Written request: Rewrite everything from the start of the listing down to the line containing "- wind-barb: [192, 375, 224, 411]", replacing "panel-divider" with "panel-separator" and leaving all else unchanged.

Data for this exercise:
───

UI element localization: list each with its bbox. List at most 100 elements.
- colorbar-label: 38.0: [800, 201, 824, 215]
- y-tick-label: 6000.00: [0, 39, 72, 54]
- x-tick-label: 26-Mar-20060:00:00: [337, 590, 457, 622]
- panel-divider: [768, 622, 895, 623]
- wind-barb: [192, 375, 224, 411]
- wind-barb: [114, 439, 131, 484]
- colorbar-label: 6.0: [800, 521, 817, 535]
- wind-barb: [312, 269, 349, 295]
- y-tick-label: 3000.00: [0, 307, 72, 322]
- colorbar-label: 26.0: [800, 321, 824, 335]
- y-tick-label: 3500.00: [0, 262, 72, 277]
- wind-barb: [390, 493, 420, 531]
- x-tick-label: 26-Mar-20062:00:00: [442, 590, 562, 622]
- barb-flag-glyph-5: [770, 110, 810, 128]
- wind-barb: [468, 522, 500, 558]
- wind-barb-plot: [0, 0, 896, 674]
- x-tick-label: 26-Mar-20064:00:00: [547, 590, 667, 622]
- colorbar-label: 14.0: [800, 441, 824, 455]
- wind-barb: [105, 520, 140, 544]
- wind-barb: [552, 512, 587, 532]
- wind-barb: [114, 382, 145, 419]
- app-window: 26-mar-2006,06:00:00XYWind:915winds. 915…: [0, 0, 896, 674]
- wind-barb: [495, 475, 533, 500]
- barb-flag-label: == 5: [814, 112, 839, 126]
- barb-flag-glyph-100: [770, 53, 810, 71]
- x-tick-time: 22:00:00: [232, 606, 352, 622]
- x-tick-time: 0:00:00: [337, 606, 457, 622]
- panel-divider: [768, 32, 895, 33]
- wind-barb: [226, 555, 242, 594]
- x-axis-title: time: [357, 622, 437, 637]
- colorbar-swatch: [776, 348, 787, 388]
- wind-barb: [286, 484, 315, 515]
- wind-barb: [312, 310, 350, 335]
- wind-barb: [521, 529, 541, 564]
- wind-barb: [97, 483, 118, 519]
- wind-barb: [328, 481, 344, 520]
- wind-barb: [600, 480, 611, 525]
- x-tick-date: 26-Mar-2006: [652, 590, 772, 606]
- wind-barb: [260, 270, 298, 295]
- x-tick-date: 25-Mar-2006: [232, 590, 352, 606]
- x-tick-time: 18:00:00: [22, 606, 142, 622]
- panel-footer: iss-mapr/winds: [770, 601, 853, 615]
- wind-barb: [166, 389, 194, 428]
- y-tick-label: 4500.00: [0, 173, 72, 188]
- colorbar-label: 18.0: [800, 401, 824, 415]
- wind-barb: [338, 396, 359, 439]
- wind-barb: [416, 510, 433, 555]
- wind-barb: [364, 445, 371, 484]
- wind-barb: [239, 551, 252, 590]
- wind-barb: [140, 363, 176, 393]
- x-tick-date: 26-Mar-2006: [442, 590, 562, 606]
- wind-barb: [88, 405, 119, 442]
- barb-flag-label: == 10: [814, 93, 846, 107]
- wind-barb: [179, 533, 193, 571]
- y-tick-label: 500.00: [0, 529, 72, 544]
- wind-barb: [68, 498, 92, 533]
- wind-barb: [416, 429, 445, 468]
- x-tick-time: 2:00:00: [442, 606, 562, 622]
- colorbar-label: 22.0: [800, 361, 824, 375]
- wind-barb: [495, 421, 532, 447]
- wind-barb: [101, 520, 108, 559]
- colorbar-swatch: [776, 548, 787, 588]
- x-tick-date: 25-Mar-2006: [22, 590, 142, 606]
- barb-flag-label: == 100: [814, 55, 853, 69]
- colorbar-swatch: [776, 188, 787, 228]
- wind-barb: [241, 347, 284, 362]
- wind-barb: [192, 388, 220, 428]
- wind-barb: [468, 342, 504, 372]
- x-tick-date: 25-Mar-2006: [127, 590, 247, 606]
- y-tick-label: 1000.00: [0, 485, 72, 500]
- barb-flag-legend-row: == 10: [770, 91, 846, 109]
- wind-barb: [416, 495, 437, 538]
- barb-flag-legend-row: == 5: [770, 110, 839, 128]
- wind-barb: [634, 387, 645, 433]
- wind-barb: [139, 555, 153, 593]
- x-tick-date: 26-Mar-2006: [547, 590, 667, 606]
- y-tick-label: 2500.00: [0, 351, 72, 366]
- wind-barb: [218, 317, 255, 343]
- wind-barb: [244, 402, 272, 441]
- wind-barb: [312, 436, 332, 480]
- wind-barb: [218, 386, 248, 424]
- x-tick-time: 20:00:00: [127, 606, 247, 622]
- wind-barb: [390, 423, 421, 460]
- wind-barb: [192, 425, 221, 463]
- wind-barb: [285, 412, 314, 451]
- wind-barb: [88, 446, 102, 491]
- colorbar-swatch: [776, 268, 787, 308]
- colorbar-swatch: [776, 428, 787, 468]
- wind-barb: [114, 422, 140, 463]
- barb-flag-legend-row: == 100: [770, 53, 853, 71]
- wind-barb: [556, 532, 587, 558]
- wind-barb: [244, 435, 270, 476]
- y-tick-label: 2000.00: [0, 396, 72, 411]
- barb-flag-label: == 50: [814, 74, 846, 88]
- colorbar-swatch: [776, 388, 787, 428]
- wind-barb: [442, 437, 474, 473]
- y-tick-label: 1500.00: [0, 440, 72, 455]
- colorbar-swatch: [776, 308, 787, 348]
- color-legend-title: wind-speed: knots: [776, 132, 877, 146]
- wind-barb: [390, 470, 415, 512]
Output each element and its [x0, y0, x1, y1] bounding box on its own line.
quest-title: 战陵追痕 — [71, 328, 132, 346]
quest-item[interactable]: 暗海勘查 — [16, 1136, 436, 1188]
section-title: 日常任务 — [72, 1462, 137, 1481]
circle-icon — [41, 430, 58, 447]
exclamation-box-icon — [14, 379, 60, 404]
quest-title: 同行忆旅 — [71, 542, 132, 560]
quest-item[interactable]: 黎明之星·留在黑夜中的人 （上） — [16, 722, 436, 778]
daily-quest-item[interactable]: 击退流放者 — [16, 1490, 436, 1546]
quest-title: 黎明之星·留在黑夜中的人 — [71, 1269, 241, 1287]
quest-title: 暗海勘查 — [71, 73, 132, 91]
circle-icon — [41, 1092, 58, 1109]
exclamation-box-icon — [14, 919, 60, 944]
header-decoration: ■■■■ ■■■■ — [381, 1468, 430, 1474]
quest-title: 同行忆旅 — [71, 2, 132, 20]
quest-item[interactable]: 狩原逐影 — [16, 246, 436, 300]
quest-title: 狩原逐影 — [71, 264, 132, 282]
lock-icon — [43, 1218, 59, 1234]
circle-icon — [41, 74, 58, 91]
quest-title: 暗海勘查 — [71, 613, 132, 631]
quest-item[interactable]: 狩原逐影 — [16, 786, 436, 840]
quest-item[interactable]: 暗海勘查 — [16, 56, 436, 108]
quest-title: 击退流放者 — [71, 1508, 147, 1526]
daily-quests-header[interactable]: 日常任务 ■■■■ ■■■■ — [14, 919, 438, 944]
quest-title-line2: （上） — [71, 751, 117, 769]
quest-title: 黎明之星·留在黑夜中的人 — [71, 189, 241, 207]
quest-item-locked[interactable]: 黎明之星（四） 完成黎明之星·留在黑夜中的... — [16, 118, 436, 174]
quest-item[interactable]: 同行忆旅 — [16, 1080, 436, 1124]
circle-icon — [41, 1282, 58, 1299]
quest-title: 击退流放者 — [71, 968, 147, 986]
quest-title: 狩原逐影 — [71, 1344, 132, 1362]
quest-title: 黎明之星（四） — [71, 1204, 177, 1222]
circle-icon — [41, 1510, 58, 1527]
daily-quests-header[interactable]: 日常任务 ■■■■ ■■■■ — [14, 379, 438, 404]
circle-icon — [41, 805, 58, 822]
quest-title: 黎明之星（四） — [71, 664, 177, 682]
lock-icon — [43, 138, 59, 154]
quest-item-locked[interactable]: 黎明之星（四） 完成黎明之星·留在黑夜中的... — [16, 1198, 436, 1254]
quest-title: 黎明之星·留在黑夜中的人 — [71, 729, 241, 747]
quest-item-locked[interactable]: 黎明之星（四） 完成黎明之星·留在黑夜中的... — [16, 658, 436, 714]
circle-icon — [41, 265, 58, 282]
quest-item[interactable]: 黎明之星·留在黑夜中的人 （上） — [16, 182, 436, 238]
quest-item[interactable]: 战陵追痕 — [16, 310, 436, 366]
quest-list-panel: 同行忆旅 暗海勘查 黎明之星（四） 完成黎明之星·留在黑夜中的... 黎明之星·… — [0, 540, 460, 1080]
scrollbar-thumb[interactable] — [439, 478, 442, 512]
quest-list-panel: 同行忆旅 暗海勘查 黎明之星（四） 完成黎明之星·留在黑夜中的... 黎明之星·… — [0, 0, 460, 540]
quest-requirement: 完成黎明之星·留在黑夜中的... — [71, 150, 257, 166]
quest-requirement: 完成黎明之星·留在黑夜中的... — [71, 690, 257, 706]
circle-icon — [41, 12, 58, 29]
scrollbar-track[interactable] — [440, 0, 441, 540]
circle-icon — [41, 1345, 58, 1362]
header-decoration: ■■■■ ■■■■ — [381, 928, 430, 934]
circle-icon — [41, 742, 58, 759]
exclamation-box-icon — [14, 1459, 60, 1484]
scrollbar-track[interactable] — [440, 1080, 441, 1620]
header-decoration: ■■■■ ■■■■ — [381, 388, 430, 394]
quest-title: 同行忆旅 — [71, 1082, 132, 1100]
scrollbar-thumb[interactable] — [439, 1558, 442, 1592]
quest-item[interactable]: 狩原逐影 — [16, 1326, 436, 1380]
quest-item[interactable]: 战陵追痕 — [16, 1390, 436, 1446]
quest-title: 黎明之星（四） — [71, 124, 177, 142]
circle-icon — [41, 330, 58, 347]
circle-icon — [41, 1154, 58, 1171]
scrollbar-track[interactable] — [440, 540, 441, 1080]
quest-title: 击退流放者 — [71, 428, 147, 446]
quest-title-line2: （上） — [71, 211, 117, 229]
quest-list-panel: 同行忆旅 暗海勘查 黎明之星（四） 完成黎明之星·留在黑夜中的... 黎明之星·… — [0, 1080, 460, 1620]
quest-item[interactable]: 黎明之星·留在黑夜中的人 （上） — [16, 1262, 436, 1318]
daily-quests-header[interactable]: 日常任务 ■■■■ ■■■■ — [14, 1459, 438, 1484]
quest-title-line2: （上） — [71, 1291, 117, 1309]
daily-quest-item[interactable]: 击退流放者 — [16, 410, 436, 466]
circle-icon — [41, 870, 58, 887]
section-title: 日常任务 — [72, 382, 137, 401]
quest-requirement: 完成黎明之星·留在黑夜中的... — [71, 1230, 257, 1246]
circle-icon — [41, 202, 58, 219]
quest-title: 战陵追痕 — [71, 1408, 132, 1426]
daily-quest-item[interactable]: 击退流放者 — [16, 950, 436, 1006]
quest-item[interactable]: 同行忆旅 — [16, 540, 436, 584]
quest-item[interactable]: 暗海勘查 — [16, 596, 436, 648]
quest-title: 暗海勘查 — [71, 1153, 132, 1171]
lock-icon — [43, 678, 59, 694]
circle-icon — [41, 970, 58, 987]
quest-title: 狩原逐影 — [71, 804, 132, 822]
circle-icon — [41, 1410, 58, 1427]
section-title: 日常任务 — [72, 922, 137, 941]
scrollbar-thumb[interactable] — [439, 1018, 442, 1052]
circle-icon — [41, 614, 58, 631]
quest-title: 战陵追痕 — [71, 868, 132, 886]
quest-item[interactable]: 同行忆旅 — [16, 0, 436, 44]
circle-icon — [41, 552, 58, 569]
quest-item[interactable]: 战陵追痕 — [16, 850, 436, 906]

───

Worked solution:
UI element localization: list each with its bbox. List at most 100 elements.
- colorbar-label: 38.0: [800, 201, 824, 215]
- y-tick-label: 6000.00: [0, 39, 72, 54]
- x-tick-label: 26-Mar-20060:00:00: [337, 590, 457, 622]
- panel-separator: [768, 622, 895, 623]
- wind-barb: [192, 375, 224, 411]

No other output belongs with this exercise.